### GIVEN INSTRUCTION
Write the data below out exactly as it stands. Do not include the pictures.

### DATA FOR THIS EXERCISE
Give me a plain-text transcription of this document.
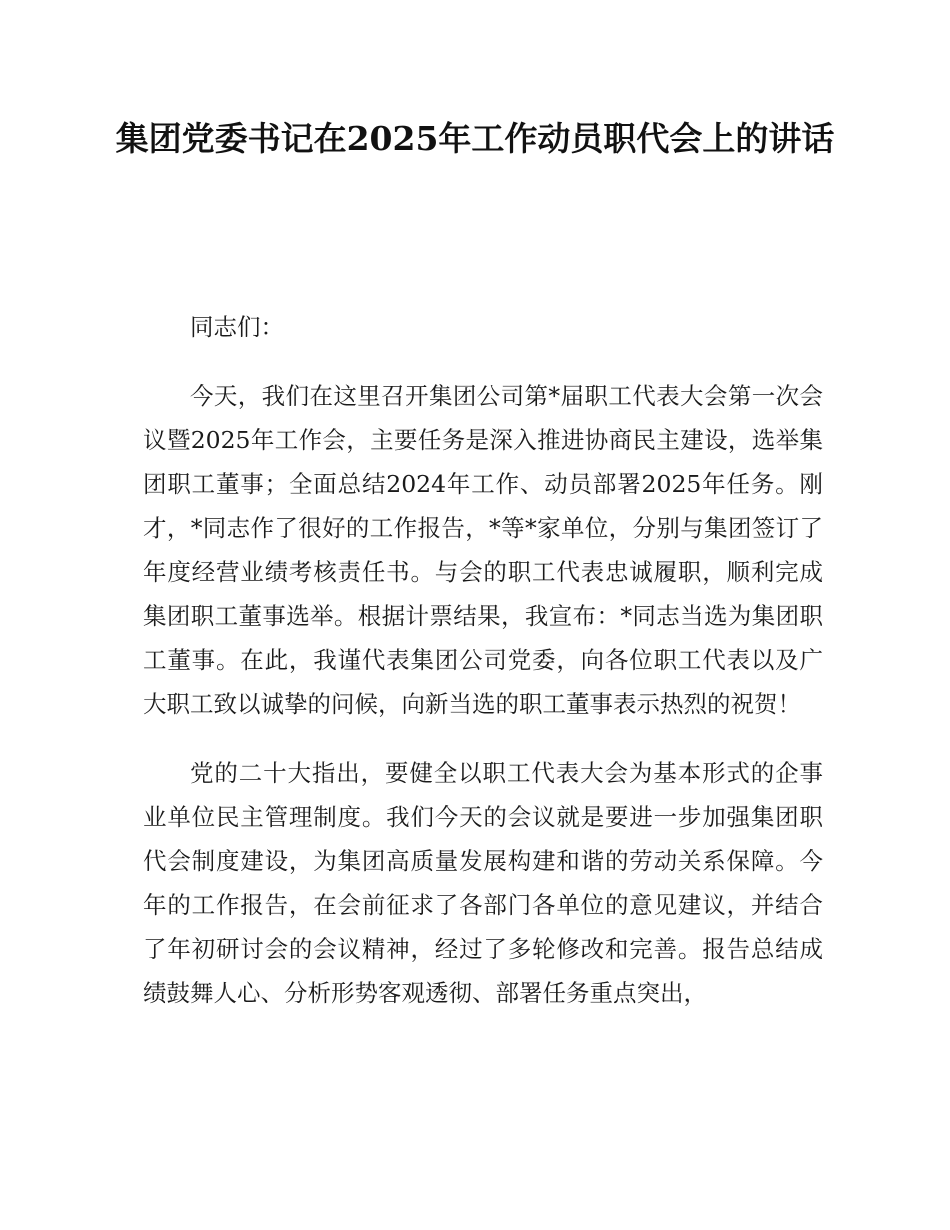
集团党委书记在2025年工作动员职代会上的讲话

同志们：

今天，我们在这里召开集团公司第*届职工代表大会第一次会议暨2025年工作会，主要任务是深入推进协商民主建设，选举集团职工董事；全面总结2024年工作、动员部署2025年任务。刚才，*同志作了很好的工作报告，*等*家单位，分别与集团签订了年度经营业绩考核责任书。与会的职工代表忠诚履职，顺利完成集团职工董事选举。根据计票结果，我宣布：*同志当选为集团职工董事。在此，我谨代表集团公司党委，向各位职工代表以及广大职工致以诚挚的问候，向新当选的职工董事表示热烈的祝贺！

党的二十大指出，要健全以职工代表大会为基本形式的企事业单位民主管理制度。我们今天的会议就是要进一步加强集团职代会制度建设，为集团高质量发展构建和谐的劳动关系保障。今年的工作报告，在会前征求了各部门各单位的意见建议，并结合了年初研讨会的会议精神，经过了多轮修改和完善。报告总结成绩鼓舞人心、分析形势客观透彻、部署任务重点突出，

### TASK OUTPUT
Give me a plain-text transcription of this document.
集团党委书记在2025年工作动员职代会上的讲话

同志们：

今天，我们在这里召开集团公司第*届职工代表大会第一次会议暨2025年工作会，主要任务是深入推进协商民主建设，选举集团职工董事；全面总结2024年工作、动员部署2025年任务。刚才，*同志作了很好的工作报告，*等*家单位，分别与集团签订了年度经营业绩考核责任书。与会的职工代表忠诚履职，顺利完成集团职工董事选举。根据计票结果，我宣布：*同志当选为集团职工董事。在此，我谨代表集团公司党委，向各位职工代表以及广大职工致以诚挚的问候，向新当选的职工董事表示热烈的祝贺！

党的二十大指出，要健全以职工代表大会为基本形式的企事业单位民主管理制度。我们今天的会议就是要进一步加强集团职代会制度建设，为集团高质量发展构建和谐的劳动关系保障。今年的工作报告，在会前征求了各部门各单位的意见建议，并结合了年初研讨会的会议精神，经过了多轮修改和完善。报告总结成绩鼓舞人心、分析形势客观透彻、部署任务重点突出，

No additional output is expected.